(Records that describe figures)
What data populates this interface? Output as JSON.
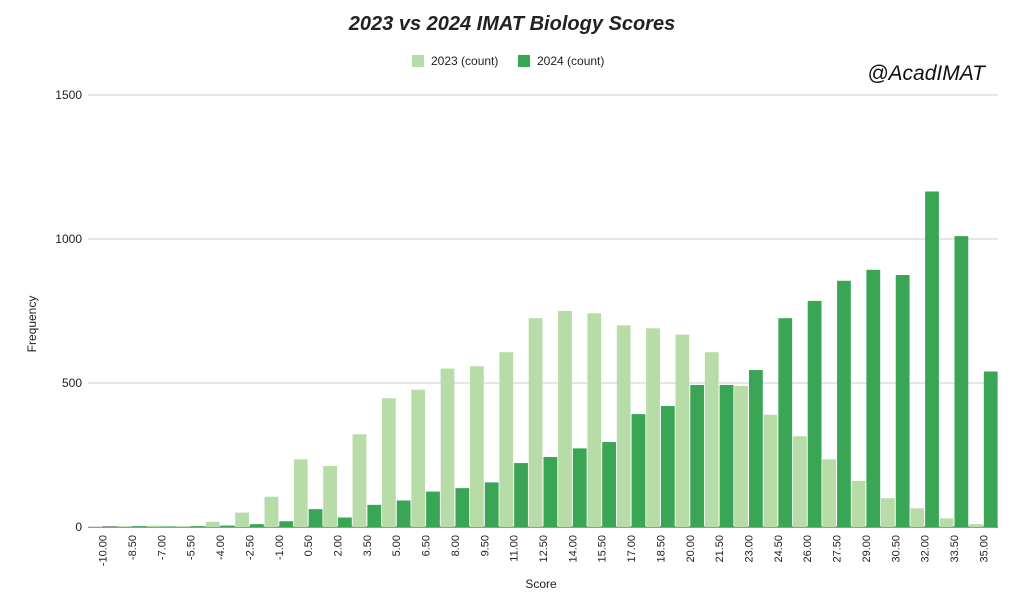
{
  "chart_data": {
    "type": "bar",
    "title": "2023 vs 2024 IMAT Biology Scores",
    "watermark": "@AcadIMAT",
    "x_label": "Score",
    "y_label": "Frequency",
    "categories": [
      "-10.00",
      "-8.50",
      "-7.00",
      "-5.50",
      "-4.00",
      "-2.50",
      "-1.00",
      "0.50",
      "2.00",
      "3.50",
      "5.00",
      "6.50",
      "8.00",
      "9.50",
      "11.00",
      "12.50",
      "14.00",
      "15.50",
      "17.00",
      "18.50",
      "20.00",
      "21.50",
      "23.00",
      "24.50",
      "26.00",
      "27.50",
      "29.00",
      "30.50",
      "32.00",
      "33.50",
      "35.00"
    ],
    "series": [
      {
        "name": "2023 (count)",
        "color": "#b7dca8",
        "values": [
          2,
          3,
          5,
          3,
          18,
          50,
          105,
          235,
          212,
          322,
          447,
          477,
          550,
          558,
          607,
          725,
          750,
          742,
          700,
          690,
          668,
          607,
          490,
          390,
          315,
          235,
          160,
          100,
          65,
          30,
          10
        ]
      },
      {
        "name": "2024 (count)",
        "color": "#3aa655",
        "values": [
          0,
          3,
          2,
          3,
          5,
          10,
          20,
          62,
          33,
          77,
          92,
          123,
          135,
          155,
          222,
          243,
          273,
          295,
          392,
          420,
          493,
          493,
          545,
          725,
          785,
          855,
          893,
          875,
          1165,
          1010,
          540
        ]
      }
    ],
    "ylim": [
      0,
      1500
    ],
    "yticks": [
      0,
      500,
      1000,
      1500
    ],
    "grid": true,
    "legend": "top"
  }
}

## What to produce
Extract the full listing above verbatim; pictures are to be left out of the copy.

## Written answer
What data populates this interface? Output as JSON.
{
  "chart_data": {
    "type": "bar",
    "title": "2023 vs 2024 IMAT Biology Scores",
    "watermark": "@AcadIMAT",
    "x_label": "Score",
    "y_label": "Frequency",
    "categories": [
      "-10.00",
      "-8.50",
      "-7.00",
      "-5.50",
      "-4.00",
      "-2.50",
      "-1.00",
      "0.50",
      "2.00",
      "3.50",
      "5.00",
      "6.50",
      "8.00",
      "9.50",
      "11.00",
      "12.50",
      "14.00",
      "15.50",
      "17.00",
      "18.50",
      "20.00",
      "21.50",
      "23.00",
      "24.50",
      "26.00",
      "27.50",
      "29.00",
      "30.50",
      "32.00",
      "33.50",
      "35.00"
    ],
    "series": [
      {
        "name": "2023 (count)",
        "color": "#b7dca8",
        "values": [
          2,
          3,
          5,
          3,
          18,
          50,
          105,
          235,
          212,
          322,
          447,
          477,
          550,
          558,
          607,
          725,
          750,
          742,
          700,
          690,
          668,
          607,
          490,
          390,
          315,
          235,
          160,
          100,
          65,
          30,
          10
        ]
      },
      {
        "name": "2024 (count)",
        "color": "#3aa655",
        "values": [
          0,
          3,
          2,
          3,
          5,
          10,
          20,
          62,
          33,
          77,
          92,
          123,
          135,
          155,
          222,
          243,
          273,
          295,
          392,
          420,
          493,
          493,
          545,
          725,
          785,
          855,
          893,
          875,
          1165,
          1010,
          540
        ]
      }
    ],
    "ylim": [
      0,
      1500
    ],
    "yticks": [
      0,
      500,
      1000,
      1500
    ],
    "grid": true,
    "legend": "top"
  }
}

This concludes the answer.